Records that describe figures
▼
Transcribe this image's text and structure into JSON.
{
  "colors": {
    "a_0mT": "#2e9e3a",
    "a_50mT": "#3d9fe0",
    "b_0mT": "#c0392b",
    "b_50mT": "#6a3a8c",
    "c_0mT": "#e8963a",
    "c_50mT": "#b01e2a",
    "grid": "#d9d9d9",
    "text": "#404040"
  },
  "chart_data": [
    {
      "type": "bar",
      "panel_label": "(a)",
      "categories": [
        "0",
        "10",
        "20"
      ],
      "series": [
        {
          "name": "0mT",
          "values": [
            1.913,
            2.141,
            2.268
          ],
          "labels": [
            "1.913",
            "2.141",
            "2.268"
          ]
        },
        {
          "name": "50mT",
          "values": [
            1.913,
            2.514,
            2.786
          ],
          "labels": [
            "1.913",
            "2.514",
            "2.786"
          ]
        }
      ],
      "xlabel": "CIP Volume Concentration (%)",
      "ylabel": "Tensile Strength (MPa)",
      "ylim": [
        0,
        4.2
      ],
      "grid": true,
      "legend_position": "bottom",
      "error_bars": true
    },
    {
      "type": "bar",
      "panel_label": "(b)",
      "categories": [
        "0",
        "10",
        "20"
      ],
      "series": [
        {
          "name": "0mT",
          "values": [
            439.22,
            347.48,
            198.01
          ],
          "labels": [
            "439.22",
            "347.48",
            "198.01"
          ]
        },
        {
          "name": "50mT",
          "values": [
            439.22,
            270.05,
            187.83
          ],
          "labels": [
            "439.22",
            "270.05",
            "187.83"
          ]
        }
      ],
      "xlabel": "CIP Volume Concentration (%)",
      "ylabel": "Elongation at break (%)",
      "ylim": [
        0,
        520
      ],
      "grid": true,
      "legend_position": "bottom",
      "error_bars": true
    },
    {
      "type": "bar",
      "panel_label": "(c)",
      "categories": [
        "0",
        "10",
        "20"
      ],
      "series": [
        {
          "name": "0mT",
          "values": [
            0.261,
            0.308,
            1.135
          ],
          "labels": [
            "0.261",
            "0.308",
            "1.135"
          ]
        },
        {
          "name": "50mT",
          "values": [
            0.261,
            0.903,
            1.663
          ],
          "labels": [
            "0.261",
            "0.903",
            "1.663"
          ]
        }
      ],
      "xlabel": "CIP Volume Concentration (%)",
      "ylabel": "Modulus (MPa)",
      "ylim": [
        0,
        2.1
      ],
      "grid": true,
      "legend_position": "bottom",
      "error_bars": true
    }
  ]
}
▲
**TO DO:**
Give the data again, exactly as it stands.

**THE COMPLETED TASK:**
Transcribe this image's text and structure into JSON.
{
  "colors": {
    "a_0mT": "#2e9e3a",
    "a_50mT": "#3d9fe0",
    "b_0mT": "#c0392b",
    "b_50mT": "#6a3a8c",
    "c_0mT": "#e8963a",
    "c_50mT": "#b01e2a",
    "grid": "#d9d9d9",
    "text": "#404040"
  },
  "chart_data": [
    {
      "type": "bar",
      "panel_label": "(a)",
      "categories": [
        "0",
        "10",
        "20"
      ],
      "series": [
        {
          "name": "0mT",
          "values": [
            1.913,
            2.141,
            2.268
          ],
          "labels": [
            "1.913",
            "2.141",
            "2.268"
          ]
        },
        {
          "name": "50mT",
          "values": [
            1.913,
            2.514,
            2.786
          ],
          "labels": [
            "1.913",
            "2.514",
            "2.786"
          ]
        }
      ],
      "xlabel": "CIP Volume Concentration (%)",
      "ylabel": "Tensile Strength (MPa)",
      "ylim": [
        0,
        4.2
      ],
      "grid": true,
      "legend_position": "bottom",
      "error_bars": true
    },
    {
      "type": "bar",
      "panel_label": "(b)",
      "categories": [
        "0",
        "10",
        "20"
      ],
      "series": [
        {
          "name": "0mT",
          "values": [
            439.22,
            347.48,
            198.01
          ],
          "labels": [
            "439.22",
            "347.48",
            "198.01"
          ]
        },
        {
          "name": "50mT",
          "values": [
            439.22,
            270.05,
            187.83
          ],
          "labels": [
            "439.22",
            "270.05",
            "187.83"
          ]
        }
      ],
      "xlabel": "CIP Volume Concentration (%)",
      "ylabel": "Elongation at break (%)",
      "ylim": [
        0,
        520
      ],
      "grid": true,
      "legend_position": "bottom",
      "error_bars": true
    },
    {
      "type": "bar",
      "panel_label": "(c)",
      "categories": [
        "0",
        "10",
        "20"
      ],
      "series": [
        {
          "name": "0mT",
          "values": [
            0.261,
            0.308,
            1.135
          ],
          "labels": [
            "0.261",
            "0.308",
            "1.135"
          ]
        },
        {
          "name": "50mT",
          "values": [
            0.261,
            0.903,
            1.663
          ],
          "labels": [
            "0.261",
            "0.903",
            "1.663"
          ]
        }
      ],
      "xlabel": "CIP Volume Concentration (%)",
      "ylabel": "Modulus (MPa)",
      "ylim": [
        0,
        2.1
      ],
      "grid": true,
      "legend_position": "bottom",
      "error_bars": true
    }
  ]
}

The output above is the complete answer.